| PROBLEM TO WORK ON |
Identify every line in the records below that contains the word "this", and copy each of those lines.

[Extracts from a graphics dataset]

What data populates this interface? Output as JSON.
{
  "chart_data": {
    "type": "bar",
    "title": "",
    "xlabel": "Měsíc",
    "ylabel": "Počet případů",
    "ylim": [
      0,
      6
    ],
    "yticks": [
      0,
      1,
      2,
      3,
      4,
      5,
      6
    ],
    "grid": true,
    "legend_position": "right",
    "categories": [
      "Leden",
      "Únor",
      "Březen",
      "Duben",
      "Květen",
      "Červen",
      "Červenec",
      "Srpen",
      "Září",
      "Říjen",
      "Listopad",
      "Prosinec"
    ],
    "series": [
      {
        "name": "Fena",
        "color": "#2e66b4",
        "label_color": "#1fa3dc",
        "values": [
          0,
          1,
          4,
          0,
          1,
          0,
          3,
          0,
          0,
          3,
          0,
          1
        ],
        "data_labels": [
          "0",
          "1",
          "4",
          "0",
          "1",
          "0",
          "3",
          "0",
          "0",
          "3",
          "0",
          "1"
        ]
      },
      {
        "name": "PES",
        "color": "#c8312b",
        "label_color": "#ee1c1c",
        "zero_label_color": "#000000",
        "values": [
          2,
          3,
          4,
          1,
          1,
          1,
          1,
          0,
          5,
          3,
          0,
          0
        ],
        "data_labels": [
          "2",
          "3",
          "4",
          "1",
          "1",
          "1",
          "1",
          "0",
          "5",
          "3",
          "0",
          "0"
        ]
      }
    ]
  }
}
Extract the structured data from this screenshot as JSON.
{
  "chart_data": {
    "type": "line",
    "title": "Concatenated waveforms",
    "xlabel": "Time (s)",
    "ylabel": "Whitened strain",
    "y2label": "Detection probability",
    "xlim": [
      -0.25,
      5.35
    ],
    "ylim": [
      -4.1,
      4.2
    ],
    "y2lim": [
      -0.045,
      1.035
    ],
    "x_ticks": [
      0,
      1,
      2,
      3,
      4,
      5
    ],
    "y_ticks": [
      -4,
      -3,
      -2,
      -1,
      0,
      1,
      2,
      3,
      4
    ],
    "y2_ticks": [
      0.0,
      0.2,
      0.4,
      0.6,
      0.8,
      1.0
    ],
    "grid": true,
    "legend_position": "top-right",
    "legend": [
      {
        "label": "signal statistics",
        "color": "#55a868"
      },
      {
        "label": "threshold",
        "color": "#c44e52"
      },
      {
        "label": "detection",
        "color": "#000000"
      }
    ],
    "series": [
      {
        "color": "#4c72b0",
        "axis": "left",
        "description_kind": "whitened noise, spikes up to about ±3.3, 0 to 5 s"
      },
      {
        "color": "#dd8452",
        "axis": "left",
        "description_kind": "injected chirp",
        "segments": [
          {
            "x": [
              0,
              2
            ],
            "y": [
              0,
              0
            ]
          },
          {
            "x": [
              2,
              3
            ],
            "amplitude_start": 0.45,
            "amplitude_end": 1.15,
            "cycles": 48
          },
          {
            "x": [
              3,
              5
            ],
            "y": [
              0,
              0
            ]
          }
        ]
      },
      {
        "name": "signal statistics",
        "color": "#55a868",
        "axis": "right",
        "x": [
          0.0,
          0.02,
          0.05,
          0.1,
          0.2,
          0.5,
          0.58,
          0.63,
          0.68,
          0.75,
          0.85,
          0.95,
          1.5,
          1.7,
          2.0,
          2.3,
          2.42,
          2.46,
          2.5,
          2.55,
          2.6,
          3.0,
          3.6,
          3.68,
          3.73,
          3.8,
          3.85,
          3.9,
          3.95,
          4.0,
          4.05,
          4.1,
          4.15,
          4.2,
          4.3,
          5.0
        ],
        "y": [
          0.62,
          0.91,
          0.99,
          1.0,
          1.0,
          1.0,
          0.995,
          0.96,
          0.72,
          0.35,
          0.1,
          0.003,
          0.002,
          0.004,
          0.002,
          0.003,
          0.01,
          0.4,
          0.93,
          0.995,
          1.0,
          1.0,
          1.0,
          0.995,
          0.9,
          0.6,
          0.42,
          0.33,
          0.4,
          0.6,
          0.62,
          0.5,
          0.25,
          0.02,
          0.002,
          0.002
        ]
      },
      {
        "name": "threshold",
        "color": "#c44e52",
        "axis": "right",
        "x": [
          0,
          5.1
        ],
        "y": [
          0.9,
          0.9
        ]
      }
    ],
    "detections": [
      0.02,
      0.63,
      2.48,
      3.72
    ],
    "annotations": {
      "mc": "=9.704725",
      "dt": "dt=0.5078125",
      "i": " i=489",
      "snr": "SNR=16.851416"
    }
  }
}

| ANSWER TO THE EXERCISE |
What data populates this interface? Output as JSON.
Extract the structured data from this screenshot as JSON.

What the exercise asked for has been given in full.